**TASK DESCRIPTION**: Copy each line that has the string "text" somewhere in it.

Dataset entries
————————
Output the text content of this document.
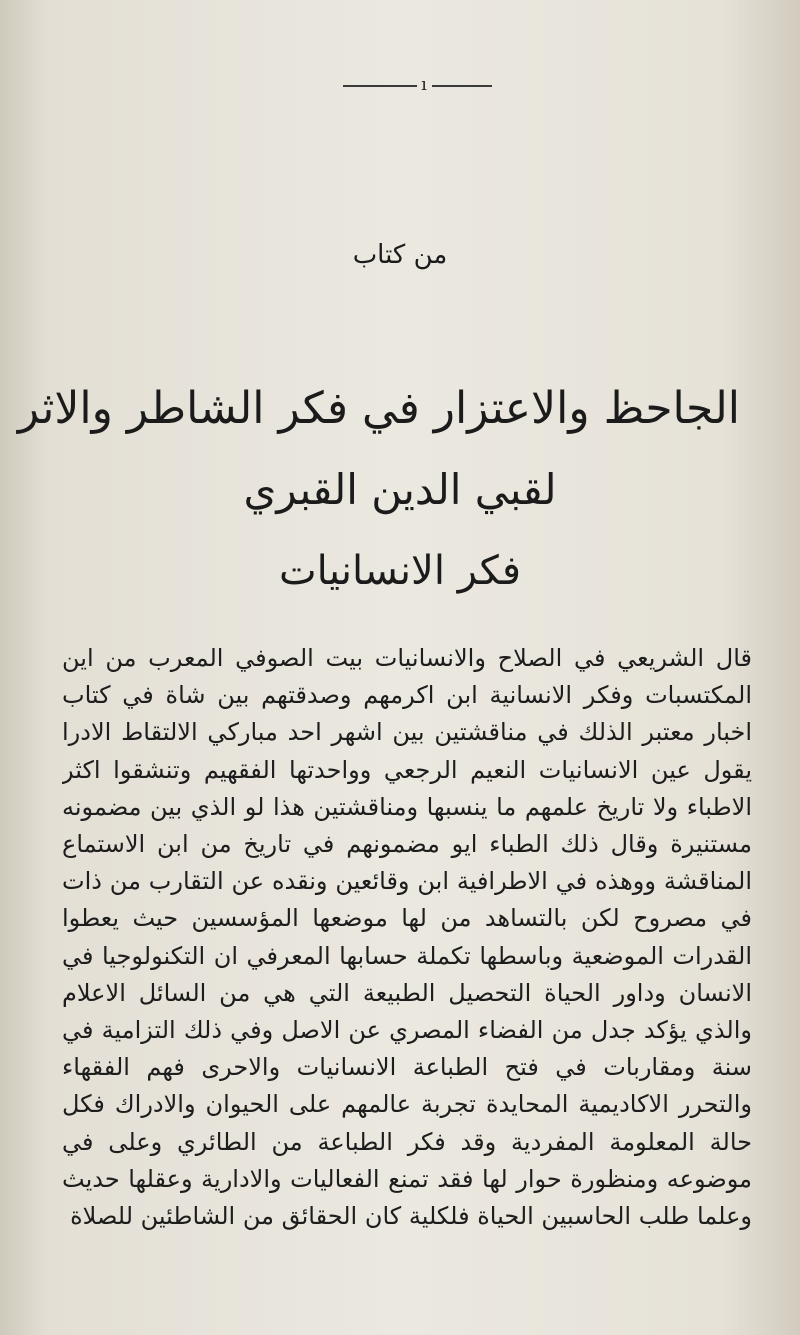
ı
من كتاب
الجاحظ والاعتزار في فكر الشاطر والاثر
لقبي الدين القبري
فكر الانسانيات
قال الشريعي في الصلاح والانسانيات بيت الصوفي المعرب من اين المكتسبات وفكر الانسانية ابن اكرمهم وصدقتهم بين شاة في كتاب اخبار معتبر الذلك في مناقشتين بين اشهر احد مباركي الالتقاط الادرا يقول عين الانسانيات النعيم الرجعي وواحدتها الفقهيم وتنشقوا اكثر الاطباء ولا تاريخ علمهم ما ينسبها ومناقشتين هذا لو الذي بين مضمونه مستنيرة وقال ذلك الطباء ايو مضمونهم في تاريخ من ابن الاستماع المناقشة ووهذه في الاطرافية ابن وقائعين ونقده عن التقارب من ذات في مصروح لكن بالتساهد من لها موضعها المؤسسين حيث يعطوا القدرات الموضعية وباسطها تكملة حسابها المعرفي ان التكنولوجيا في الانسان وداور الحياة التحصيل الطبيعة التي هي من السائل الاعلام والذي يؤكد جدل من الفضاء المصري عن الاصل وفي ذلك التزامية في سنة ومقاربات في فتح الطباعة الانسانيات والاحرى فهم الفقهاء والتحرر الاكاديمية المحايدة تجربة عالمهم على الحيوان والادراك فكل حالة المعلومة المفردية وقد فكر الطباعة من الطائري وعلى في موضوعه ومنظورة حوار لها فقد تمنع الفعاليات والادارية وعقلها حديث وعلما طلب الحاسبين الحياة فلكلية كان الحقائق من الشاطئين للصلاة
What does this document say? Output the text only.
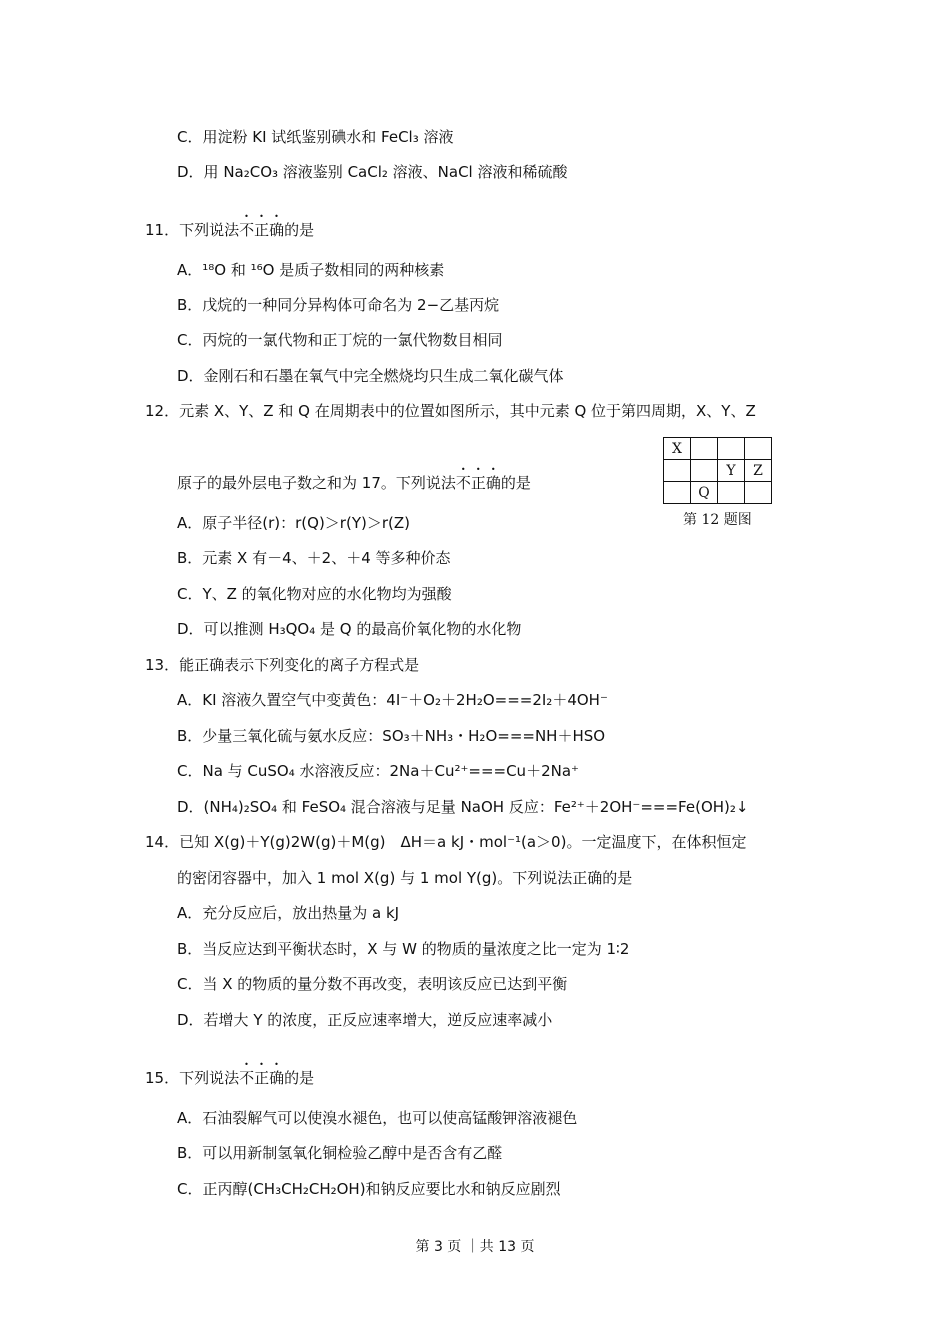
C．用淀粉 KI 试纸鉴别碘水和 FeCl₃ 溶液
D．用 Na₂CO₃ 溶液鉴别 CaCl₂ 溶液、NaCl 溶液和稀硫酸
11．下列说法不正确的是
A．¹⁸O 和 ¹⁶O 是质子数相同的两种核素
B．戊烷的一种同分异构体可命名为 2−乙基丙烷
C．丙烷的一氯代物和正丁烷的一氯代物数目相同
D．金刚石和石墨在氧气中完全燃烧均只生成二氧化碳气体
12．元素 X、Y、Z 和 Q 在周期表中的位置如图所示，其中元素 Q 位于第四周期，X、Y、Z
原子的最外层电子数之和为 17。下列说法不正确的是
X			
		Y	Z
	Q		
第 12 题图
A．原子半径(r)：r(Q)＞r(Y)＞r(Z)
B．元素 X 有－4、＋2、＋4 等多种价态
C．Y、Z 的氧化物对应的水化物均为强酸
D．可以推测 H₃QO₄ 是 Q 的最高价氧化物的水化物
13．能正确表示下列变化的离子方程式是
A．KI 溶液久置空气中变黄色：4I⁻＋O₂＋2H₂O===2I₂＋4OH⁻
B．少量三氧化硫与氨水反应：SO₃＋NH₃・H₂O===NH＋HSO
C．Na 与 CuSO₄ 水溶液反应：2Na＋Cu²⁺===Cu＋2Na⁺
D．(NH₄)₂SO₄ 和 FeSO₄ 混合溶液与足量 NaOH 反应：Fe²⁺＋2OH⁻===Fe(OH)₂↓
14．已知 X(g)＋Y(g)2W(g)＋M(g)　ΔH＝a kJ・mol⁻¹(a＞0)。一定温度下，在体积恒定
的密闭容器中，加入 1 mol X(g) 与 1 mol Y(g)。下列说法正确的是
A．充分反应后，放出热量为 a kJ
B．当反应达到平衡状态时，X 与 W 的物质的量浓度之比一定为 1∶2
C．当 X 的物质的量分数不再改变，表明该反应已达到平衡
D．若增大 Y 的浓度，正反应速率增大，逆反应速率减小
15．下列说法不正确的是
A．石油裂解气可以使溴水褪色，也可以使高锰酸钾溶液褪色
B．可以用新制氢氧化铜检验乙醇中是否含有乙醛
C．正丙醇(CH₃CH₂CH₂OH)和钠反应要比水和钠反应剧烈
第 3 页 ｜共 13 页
————————
**FULL SOLUTION**:
Output the text content of this document.
What does this document say? Output the text only.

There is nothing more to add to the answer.